* WORK TO DO *
Quote all lines below exactly. Images stay out.

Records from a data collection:

• • • • • • •

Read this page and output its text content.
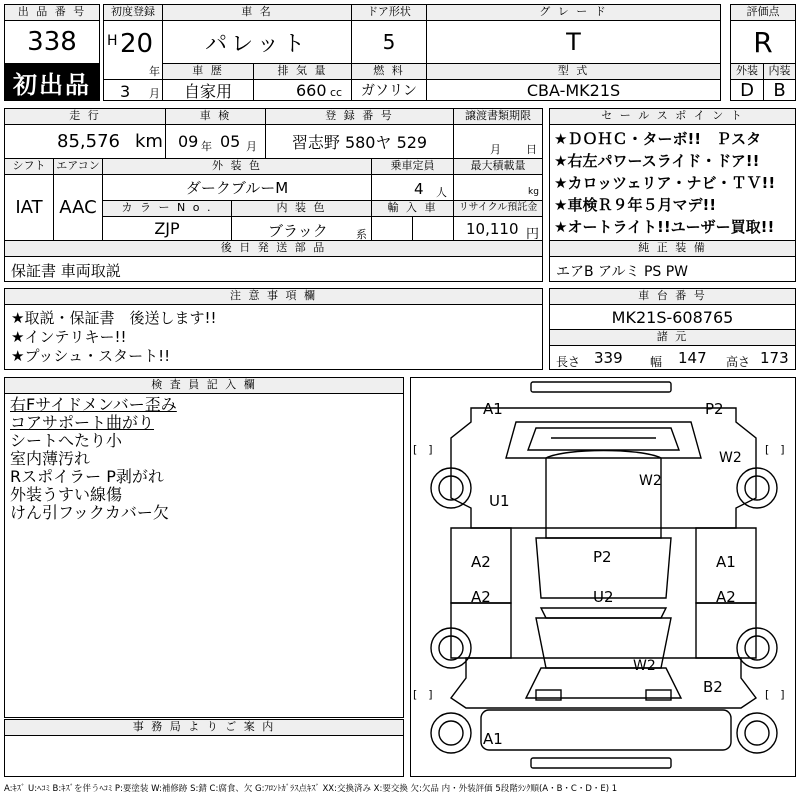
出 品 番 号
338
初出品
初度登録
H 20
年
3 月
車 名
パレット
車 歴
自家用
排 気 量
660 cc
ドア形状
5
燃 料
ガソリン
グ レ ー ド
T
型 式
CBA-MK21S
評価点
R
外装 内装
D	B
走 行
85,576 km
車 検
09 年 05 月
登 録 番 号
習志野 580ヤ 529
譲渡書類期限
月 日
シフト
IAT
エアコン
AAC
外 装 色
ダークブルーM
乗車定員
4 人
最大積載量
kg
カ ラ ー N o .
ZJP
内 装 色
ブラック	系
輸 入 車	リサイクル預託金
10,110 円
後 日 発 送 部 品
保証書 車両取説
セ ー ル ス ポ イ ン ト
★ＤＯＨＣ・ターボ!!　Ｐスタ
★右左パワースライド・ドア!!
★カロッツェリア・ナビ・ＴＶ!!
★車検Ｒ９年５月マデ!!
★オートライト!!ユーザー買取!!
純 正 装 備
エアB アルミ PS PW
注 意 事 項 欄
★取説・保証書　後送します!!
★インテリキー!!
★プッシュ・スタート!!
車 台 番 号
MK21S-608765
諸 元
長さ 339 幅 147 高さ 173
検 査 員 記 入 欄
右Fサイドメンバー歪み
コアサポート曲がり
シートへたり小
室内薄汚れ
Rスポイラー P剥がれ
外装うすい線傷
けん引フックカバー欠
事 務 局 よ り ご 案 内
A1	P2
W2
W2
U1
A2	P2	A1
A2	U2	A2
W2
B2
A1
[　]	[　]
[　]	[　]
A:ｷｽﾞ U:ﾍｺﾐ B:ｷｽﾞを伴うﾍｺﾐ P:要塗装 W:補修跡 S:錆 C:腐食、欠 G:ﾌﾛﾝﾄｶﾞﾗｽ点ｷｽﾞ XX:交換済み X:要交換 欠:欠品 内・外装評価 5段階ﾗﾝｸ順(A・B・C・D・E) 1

• • • • • • •

* OUTPUT BELOW *
Read this page and output its text content.
出 品 番 号
338
初出品
初度登録
H 20
年
3 月
車 名
パレット
車 歴
自家用
排 気 量
660 cc
ドア形状
5
燃 料
ガソリン
グ レ ー ド
T
型 式
CBA-MK21S
評価点
R
外装 内装
D	B
走 行
85,576 km
車 検
09 年 05 月
登 録 番 号
習志野 580ヤ 529
譲渡書類期限
月 日
シフト
IAT
エアコン
AAC
外 装 色
ダークブルーM
乗車定員
4 人
最大積載量
kg
カ ラ ー N o .
ZJP
内 装 色
ブラック	系
輸 入 車	リサイクル預託金
10,110 円
後 日 発 送 部 品
保証書 車両取説
セ ー ル ス ポ イ ン ト
★ＤＯＨＣ・ターボ!!　Ｐスタ
★右左パワースライド・ドア!!
★カロッツェリア・ナビ・ＴＶ!!
★車検Ｒ９年５月マデ!!
★オートライト!!ユーザー買取!!
純 正 装 備
エアB アルミ PS PW
注 意 事 項 欄
★取説・保証書　後送します!!
★インテリキー!!
★プッシュ・スタート!!
車 台 番 号
MK21S-608765
諸 元
長さ 339 幅 147 高さ 173
検 査 員 記 入 欄
右Fサイドメンバー歪み
コアサポート曲がり
シートへたり小
室内薄汚れ
Rスポイラー P剥がれ
外装うすい線傷
けん引フックカバー欠
事 務 局 よ り ご 案 内
A1	P2
W2
W2
U1
A2	P2	A1
A2	U2	A2
W2
B2
A1
[　]	[　]
[　]	[　]
A:ｷｽﾞ U:ﾍｺﾐ B:ｷｽﾞを伴うﾍｺﾐ P:要塗装 W:補修跡 S:錆 C:腐食、欠 G:ﾌﾛﾝﾄｶﾞﾗｽ点ｷｽﾞ XX:交換済み X:要交換 欠:欠品 内・外装評価 5段階ﾗﾝｸ順(A・B・C・D・E) 1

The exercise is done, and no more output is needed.